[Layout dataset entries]
— Begin —

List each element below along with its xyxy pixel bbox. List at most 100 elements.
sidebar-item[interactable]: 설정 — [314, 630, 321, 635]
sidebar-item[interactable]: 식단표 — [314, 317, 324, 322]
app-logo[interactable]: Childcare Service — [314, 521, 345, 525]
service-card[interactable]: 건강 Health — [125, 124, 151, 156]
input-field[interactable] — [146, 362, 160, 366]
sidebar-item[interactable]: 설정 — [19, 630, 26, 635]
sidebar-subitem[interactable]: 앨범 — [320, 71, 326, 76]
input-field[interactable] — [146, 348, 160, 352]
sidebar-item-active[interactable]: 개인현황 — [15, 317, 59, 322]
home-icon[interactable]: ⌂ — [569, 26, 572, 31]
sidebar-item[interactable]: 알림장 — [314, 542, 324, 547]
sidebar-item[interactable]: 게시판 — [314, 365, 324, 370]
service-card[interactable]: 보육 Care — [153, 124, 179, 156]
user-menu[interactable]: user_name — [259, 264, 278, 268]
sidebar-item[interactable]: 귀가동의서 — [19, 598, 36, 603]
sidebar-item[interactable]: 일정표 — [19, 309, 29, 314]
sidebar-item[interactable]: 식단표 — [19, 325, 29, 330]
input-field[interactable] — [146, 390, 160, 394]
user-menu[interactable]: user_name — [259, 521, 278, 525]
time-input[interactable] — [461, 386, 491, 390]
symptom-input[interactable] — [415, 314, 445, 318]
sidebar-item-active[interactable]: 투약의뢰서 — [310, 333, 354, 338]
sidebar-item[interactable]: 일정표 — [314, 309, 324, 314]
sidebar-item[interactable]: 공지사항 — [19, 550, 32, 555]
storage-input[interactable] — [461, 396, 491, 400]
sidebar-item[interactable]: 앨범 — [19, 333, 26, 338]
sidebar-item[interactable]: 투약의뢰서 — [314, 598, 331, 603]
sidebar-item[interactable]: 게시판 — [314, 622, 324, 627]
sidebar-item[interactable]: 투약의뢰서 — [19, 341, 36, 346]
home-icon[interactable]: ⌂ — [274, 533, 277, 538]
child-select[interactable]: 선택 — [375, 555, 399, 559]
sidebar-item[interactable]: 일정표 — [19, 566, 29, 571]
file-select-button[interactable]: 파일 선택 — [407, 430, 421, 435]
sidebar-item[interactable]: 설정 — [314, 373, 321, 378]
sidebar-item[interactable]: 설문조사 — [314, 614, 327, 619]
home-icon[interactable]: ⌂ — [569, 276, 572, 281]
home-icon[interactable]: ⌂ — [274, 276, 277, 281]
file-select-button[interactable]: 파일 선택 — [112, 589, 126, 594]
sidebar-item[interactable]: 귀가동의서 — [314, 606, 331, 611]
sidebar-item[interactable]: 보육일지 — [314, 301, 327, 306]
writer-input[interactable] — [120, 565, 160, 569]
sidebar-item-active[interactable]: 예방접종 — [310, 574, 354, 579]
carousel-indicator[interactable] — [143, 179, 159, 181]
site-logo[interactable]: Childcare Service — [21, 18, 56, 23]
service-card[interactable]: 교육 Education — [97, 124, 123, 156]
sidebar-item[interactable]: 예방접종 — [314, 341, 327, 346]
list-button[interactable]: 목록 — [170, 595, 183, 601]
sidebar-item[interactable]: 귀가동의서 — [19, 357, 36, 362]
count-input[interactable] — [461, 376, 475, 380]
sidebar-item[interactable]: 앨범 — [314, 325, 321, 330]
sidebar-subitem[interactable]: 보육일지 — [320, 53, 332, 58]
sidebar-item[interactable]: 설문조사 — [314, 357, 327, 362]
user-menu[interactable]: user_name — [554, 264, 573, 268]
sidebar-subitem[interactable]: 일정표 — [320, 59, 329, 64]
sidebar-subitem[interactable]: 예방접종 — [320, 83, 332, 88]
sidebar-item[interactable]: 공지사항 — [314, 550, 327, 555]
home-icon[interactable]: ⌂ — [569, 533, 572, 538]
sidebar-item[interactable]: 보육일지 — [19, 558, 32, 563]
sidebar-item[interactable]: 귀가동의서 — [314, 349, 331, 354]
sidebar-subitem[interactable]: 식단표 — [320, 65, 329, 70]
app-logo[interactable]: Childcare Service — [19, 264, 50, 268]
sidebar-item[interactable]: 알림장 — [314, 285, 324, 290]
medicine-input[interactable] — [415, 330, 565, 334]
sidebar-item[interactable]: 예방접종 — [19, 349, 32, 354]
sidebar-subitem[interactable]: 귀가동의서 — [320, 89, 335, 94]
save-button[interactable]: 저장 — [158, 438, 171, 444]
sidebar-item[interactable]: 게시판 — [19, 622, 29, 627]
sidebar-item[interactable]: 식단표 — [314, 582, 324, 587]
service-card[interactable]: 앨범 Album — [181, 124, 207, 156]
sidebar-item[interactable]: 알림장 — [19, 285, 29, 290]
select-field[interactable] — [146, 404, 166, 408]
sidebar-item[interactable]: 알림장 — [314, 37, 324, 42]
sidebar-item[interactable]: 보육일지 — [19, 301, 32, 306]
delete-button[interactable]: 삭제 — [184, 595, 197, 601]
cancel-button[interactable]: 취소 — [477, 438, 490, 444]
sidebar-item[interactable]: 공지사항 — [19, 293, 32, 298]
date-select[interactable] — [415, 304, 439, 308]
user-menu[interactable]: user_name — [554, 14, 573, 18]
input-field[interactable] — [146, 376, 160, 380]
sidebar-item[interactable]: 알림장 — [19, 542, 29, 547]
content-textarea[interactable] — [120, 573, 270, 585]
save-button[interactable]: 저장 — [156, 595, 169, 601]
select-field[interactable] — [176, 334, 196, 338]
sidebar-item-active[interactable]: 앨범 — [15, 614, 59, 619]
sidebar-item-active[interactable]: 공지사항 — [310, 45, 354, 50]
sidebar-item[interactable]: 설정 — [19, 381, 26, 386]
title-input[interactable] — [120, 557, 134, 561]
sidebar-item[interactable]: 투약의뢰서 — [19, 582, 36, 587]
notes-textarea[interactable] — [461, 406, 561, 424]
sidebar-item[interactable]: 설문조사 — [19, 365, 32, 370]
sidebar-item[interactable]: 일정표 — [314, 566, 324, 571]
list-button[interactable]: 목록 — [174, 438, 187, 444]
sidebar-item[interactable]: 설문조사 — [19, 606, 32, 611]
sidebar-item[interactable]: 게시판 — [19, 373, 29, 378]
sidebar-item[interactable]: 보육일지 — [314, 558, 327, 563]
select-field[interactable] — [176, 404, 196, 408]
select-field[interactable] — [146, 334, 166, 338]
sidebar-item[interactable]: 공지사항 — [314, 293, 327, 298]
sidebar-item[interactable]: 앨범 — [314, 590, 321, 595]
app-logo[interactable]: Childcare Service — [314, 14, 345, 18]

— End —

Please reproduce the items above word for word, from the very first line through the line containing "sidebar-item-active[interactable]: 개인현황 —", inclusive.

Answer to the exercise:
List each element below along with its xyxy pixel bbox. List at most 100 elements.
sidebar-item[interactable]: 설정 — [314, 630, 321, 635]
sidebar-item[interactable]: 식단표 — [314, 317, 324, 322]
app-logo[interactable]: Childcare Service — [314, 521, 345, 525]
service-card[interactable]: 건강 Health — [125, 124, 151, 156]
input-field[interactable] — [146, 362, 160, 366]
sidebar-item[interactable]: 설정 — [19, 630, 26, 635]
sidebar-subitem[interactable]: 앨범 — [320, 71, 326, 76]
input-field[interactable] — [146, 348, 160, 352]
sidebar-item-active[interactable]: 개인현황 — [15, 317, 59, 322]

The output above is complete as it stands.